(Stored items from a collection)
┄┄┄┄┄┄┄┄┄┄┄┄┄┄┄┄┄┄┄┄

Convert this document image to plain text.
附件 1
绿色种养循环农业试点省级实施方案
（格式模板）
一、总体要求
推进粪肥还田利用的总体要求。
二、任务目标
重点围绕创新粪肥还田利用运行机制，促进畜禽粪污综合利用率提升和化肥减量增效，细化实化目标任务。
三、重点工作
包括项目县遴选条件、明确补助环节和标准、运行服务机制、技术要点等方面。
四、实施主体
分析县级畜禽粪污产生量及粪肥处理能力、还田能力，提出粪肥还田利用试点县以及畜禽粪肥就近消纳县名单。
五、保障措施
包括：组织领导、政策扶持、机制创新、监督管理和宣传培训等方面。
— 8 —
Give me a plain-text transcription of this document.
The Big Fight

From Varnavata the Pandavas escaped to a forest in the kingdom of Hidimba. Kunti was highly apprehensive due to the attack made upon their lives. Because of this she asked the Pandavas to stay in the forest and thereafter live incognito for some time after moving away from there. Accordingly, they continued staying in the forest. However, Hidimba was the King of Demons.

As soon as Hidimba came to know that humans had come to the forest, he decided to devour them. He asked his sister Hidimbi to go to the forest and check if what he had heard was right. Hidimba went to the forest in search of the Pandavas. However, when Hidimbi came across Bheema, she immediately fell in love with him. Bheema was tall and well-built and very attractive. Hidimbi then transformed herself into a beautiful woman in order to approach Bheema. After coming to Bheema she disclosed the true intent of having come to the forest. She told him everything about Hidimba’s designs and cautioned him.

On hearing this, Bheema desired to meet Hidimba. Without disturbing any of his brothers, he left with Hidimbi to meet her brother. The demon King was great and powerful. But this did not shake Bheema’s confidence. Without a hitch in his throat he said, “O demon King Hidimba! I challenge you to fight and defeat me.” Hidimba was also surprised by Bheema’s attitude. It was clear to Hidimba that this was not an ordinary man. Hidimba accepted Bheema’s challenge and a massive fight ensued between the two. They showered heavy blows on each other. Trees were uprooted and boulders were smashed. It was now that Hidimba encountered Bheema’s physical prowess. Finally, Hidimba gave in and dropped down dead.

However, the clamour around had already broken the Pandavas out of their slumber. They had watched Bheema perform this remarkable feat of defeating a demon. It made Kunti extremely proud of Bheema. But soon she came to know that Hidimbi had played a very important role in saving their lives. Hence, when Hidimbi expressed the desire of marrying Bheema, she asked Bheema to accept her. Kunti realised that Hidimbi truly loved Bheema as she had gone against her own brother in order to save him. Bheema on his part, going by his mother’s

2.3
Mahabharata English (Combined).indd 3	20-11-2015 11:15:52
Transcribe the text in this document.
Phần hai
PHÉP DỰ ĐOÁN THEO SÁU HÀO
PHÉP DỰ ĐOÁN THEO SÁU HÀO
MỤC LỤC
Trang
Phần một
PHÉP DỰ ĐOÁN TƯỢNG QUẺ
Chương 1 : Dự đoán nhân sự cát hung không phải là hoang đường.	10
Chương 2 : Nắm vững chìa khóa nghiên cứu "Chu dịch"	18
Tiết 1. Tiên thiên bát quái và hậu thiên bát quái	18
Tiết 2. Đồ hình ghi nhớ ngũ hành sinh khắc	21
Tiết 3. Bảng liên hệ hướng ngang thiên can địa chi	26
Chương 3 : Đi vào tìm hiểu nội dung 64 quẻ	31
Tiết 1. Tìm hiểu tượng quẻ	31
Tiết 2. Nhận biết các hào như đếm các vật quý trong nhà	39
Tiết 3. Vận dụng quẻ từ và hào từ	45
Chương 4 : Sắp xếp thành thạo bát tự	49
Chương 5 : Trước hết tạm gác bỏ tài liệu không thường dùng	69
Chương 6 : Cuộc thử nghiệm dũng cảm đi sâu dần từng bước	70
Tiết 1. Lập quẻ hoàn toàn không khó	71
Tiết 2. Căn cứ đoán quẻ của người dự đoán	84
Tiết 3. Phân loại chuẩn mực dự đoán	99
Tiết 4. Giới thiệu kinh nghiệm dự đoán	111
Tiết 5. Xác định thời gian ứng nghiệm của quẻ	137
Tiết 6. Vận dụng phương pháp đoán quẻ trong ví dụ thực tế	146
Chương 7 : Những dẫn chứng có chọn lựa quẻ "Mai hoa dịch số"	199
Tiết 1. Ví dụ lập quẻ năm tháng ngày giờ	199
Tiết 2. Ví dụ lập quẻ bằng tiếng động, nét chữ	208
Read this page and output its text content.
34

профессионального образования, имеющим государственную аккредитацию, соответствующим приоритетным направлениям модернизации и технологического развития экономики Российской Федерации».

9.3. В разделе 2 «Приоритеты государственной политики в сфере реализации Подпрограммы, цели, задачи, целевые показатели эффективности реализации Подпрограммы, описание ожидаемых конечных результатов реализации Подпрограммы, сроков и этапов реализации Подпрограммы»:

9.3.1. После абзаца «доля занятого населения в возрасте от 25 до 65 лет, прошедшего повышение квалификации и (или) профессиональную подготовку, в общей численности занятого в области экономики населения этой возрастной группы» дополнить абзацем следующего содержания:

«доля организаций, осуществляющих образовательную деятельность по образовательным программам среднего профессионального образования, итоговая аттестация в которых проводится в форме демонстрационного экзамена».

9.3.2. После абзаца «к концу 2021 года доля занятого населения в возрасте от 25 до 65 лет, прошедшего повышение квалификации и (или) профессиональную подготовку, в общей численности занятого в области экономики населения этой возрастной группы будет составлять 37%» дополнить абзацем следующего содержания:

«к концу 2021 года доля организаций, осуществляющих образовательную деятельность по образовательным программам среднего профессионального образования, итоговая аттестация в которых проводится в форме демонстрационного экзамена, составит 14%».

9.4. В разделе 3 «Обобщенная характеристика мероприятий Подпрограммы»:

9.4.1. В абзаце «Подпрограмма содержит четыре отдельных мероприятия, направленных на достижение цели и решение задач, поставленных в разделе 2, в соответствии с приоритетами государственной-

┄┄┄┄┄┄┄┄┄┄┄┄┄┄┄┄┄┄┄┄

» Short problem
Copy each line of the entries that includes the word "общей".

» Complete answer
9.3.1. После абзаца «доля занятого населения в возрасте от 25 до 65 лет, прошедшего повышение квалификации и (или) профессиональную подготовку, в общей численности занятого в области экономики населения этой возрастной группы» дополнить абзацем следующего содержания:
9.3.2. После абзаца «к концу 2021 года доля занятого населения в возрасте от 25 до 65 лет, прошедшего повышение квалификации и (или) профессиональную подготовку, в общей численности занятого в области экономики населения этой возрастной группы будет составлять 37%» дополнить абзацем следующего содержания:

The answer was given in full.